--- START OF Records for the exercise ---

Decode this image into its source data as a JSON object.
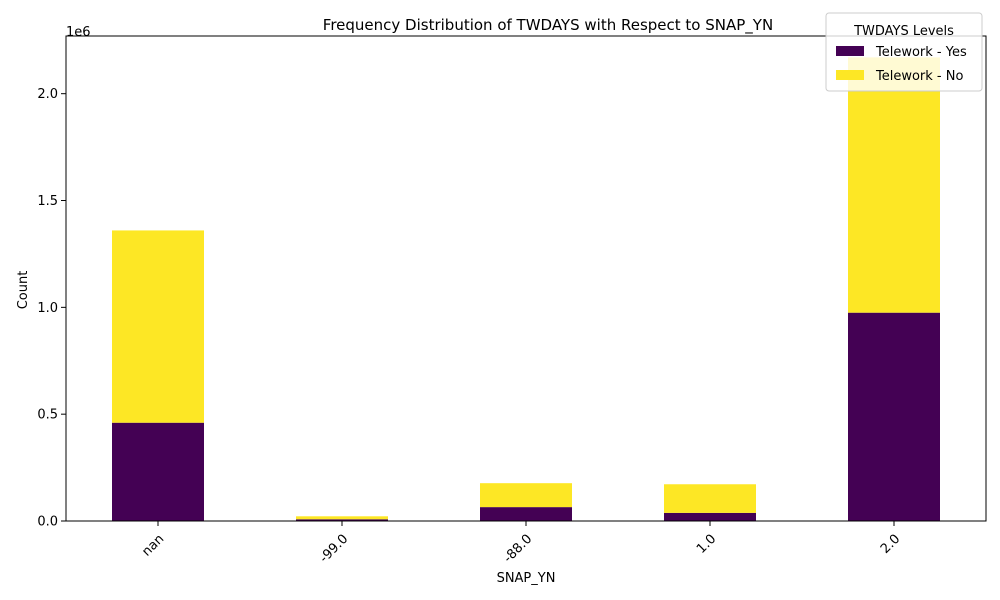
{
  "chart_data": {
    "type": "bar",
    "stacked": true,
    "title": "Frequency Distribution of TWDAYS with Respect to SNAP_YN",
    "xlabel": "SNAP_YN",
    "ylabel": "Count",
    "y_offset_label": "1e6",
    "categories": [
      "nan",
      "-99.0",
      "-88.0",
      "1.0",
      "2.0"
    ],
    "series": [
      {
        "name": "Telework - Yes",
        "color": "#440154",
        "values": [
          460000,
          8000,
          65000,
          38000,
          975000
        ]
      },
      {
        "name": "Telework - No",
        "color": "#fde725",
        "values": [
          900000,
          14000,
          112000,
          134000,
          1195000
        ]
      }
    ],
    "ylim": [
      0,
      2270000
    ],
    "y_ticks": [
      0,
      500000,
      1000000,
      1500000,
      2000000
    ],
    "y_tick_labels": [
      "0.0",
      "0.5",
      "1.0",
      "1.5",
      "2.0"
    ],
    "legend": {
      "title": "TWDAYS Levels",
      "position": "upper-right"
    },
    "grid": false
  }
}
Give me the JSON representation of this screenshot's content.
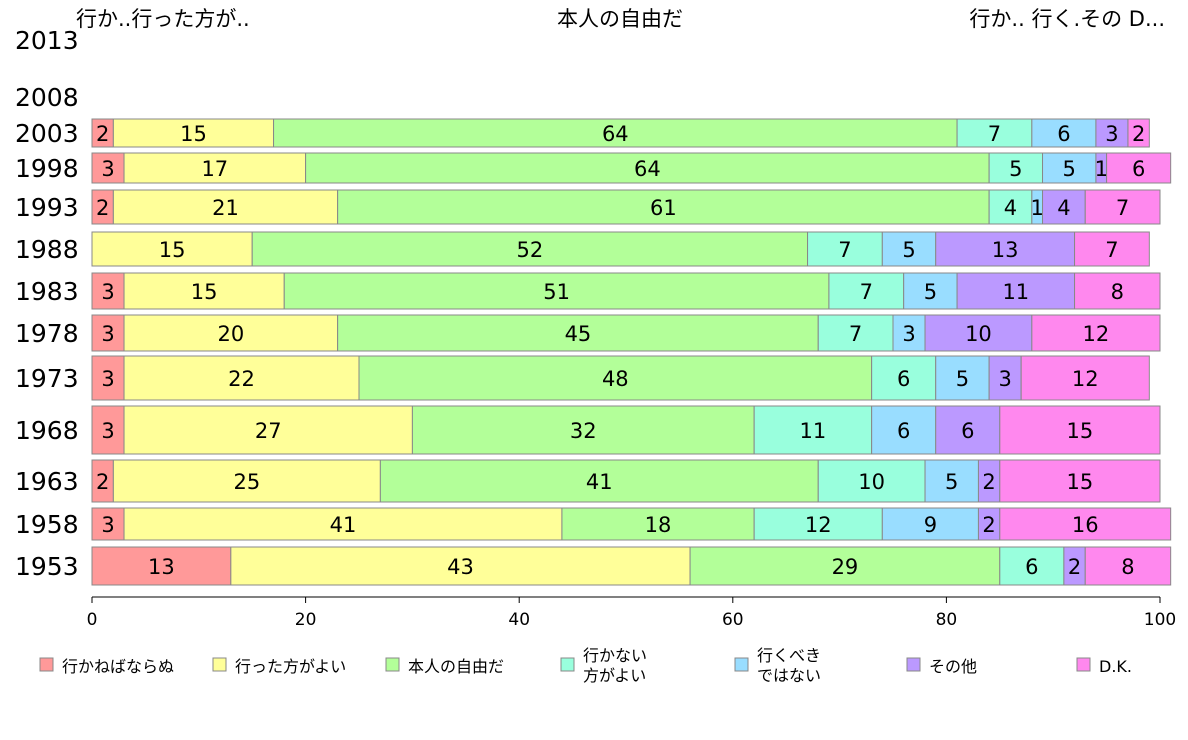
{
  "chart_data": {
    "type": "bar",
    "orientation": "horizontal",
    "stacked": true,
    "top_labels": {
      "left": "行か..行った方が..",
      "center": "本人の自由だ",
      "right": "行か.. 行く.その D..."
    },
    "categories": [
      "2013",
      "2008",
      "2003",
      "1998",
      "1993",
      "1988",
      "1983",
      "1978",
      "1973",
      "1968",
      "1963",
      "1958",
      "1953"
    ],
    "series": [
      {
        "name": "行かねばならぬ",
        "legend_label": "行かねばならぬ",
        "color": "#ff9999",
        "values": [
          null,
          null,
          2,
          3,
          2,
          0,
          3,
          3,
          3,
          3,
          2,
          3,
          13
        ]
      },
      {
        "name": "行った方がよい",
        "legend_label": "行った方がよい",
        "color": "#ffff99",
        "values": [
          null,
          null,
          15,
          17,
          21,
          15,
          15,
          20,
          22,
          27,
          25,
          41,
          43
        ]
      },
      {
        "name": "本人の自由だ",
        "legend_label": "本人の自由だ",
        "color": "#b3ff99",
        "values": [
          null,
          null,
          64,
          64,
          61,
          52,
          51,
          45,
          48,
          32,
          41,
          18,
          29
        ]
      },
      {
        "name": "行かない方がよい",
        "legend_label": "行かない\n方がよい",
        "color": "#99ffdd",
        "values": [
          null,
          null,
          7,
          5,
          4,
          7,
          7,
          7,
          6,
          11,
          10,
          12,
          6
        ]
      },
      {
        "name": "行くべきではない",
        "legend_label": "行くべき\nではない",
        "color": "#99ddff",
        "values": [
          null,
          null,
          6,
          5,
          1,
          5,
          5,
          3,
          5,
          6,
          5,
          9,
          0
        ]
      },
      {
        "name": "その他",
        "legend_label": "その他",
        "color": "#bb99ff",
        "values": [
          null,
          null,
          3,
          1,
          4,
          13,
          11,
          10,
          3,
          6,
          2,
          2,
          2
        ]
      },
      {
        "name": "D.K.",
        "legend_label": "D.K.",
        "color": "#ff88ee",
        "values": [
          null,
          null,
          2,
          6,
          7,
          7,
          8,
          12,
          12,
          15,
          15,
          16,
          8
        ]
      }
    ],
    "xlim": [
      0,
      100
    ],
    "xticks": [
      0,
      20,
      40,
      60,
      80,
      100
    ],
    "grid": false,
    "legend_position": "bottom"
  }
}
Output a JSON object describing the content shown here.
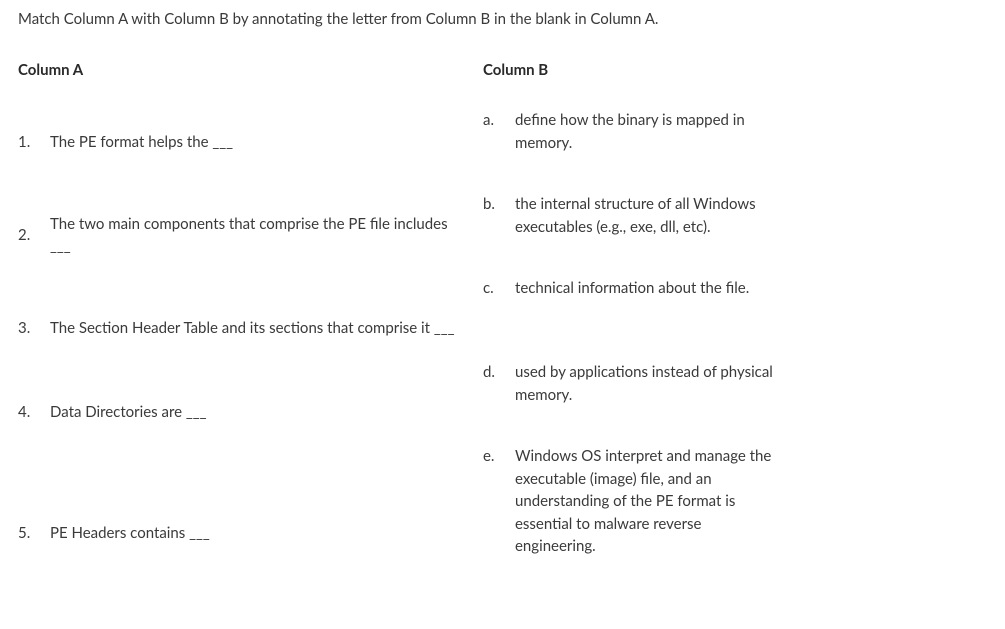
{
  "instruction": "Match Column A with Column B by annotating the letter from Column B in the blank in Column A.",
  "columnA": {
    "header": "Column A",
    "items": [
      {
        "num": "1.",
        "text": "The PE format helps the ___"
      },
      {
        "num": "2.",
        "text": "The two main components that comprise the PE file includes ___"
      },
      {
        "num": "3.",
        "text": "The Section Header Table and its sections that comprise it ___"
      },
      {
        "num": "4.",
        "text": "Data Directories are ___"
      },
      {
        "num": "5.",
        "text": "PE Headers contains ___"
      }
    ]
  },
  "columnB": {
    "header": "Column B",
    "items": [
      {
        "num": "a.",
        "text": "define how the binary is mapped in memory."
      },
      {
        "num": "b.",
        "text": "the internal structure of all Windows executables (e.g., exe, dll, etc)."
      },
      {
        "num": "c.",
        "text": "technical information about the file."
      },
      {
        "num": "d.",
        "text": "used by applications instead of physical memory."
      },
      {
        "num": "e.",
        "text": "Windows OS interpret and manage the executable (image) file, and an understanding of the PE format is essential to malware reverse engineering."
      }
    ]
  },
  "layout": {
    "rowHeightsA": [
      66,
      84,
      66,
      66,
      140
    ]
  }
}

--- END OF Records for the exercise ---

→ Aim
Gather all lines with the string "right" from the data.

→ Written response
      "position": "upper-right"
      "right": "行か.. 行く.その D..."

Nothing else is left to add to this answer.